→ **OBJECTIVE**:
Quote precisely the final stretch of the listing: start at the line containing "Convert this document image to plain text." and stop after the last line.

++++ INFORMATION PROVIDED ++++

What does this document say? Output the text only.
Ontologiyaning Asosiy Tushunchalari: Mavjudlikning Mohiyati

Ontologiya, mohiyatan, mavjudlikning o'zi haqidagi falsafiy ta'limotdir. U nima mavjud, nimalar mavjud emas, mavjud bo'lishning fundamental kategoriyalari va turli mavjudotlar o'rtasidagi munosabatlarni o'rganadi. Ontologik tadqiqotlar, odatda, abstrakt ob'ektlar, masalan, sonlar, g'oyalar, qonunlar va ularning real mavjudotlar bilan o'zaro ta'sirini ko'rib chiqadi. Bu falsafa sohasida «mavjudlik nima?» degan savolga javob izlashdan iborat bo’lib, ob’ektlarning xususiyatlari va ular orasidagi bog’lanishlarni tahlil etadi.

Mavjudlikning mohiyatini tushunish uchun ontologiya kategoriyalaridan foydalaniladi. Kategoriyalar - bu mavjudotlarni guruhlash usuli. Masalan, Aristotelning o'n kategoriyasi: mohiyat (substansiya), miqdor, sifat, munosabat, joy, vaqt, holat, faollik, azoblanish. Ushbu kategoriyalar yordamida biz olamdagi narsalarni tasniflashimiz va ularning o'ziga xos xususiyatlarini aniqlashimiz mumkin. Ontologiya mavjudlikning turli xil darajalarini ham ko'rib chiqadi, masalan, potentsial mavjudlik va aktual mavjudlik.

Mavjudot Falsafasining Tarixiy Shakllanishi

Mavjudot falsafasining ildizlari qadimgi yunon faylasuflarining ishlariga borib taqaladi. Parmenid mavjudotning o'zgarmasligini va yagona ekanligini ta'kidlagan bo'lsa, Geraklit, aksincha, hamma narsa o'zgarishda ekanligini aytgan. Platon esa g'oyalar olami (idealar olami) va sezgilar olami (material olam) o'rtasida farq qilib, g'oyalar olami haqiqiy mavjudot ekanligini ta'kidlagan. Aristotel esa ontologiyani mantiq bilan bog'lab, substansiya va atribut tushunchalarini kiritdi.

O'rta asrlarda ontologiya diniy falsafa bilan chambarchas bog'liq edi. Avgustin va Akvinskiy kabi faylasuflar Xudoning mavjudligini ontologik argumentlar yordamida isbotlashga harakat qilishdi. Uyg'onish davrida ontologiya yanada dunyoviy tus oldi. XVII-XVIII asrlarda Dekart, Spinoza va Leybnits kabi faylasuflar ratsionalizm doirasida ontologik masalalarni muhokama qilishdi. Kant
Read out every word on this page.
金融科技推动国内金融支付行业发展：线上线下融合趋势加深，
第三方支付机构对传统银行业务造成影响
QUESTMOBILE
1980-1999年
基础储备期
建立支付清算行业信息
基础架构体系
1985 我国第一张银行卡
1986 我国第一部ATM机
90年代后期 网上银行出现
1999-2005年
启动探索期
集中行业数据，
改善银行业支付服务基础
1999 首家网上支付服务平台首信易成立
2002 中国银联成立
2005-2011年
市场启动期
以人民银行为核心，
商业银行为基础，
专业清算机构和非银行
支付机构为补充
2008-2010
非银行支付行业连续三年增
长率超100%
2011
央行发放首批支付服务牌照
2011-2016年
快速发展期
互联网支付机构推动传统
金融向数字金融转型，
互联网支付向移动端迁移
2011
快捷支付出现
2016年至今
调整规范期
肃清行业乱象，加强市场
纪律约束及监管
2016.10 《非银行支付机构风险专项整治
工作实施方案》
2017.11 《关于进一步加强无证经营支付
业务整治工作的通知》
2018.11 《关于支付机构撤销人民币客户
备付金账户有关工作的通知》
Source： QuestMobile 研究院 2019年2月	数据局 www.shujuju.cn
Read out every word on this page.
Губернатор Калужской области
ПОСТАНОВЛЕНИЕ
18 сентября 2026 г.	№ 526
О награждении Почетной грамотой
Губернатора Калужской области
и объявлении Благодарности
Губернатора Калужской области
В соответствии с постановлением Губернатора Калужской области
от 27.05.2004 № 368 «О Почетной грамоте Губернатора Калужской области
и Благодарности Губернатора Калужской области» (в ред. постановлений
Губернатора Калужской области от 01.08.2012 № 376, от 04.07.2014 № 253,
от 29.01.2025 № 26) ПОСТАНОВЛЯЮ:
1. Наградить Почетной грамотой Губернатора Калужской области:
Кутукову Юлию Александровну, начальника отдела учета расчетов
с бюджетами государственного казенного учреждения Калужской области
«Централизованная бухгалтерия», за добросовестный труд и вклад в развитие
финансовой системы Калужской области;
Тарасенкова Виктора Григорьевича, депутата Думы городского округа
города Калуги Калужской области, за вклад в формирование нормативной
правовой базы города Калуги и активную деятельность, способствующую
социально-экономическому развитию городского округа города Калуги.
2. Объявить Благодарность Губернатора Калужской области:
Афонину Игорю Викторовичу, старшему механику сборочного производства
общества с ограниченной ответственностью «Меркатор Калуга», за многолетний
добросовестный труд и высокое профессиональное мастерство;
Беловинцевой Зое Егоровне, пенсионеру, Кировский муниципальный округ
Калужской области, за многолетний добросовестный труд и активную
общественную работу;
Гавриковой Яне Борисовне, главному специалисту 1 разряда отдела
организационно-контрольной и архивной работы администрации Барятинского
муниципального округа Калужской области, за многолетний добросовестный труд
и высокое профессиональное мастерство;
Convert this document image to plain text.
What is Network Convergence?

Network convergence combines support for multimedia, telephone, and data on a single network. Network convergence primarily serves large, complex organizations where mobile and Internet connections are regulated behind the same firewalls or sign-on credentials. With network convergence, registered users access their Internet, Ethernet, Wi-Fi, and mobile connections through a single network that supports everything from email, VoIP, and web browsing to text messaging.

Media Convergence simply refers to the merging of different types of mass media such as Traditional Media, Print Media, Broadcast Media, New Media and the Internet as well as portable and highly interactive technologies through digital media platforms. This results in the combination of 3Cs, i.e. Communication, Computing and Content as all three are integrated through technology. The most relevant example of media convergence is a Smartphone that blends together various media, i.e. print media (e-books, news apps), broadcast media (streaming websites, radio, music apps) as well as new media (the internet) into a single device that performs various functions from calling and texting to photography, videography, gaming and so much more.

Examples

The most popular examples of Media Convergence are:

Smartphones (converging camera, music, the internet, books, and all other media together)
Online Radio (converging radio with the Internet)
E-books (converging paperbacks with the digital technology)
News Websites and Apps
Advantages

++++

→ **ANSWER TO THIS EXERCISE**:
Convert this document image to plain text.
What is Network Convergence?

Network convergence combines support for multimedia, telephone, and data on a single network. Network convergence primarily serves large, complex organizations where mobile and Internet connections are regulated behind the same firewalls or sign-on credentials. With network convergence, registered users access their Internet, Ethernet, Wi-Fi, and mobile connections through a single network that supports everything from email, VoIP, and web browsing to text messaging.

Media Convergence simply refers to the merging of different types of mass media such as Traditional Media, Print Media, Broadcast Media, New Media and the Internet as well as portable and highly interactive technologies through digital media platforms. This results in the combination of 3Cs, i.e. Communication, Computing and Content as all three are integrated through technology. The most relevant example of media convergence is a Smartphone that blends together various media, i.e. print media (e-books, news apps), broadcast media (streaming websites, radio, music apps) as well as new media (the internet) into a single device that performs various functions from calling and texting to photography, videography, gaming and so much more.

Examples

The most popular examples of Media Convergence are:

Smartphones (converging camera, music, the internet, books, and all other media together)
Online Radio (converging radio with the Internet)
E-books (converging paperbacks with the digital technology)
News Websites and Apps
Advantages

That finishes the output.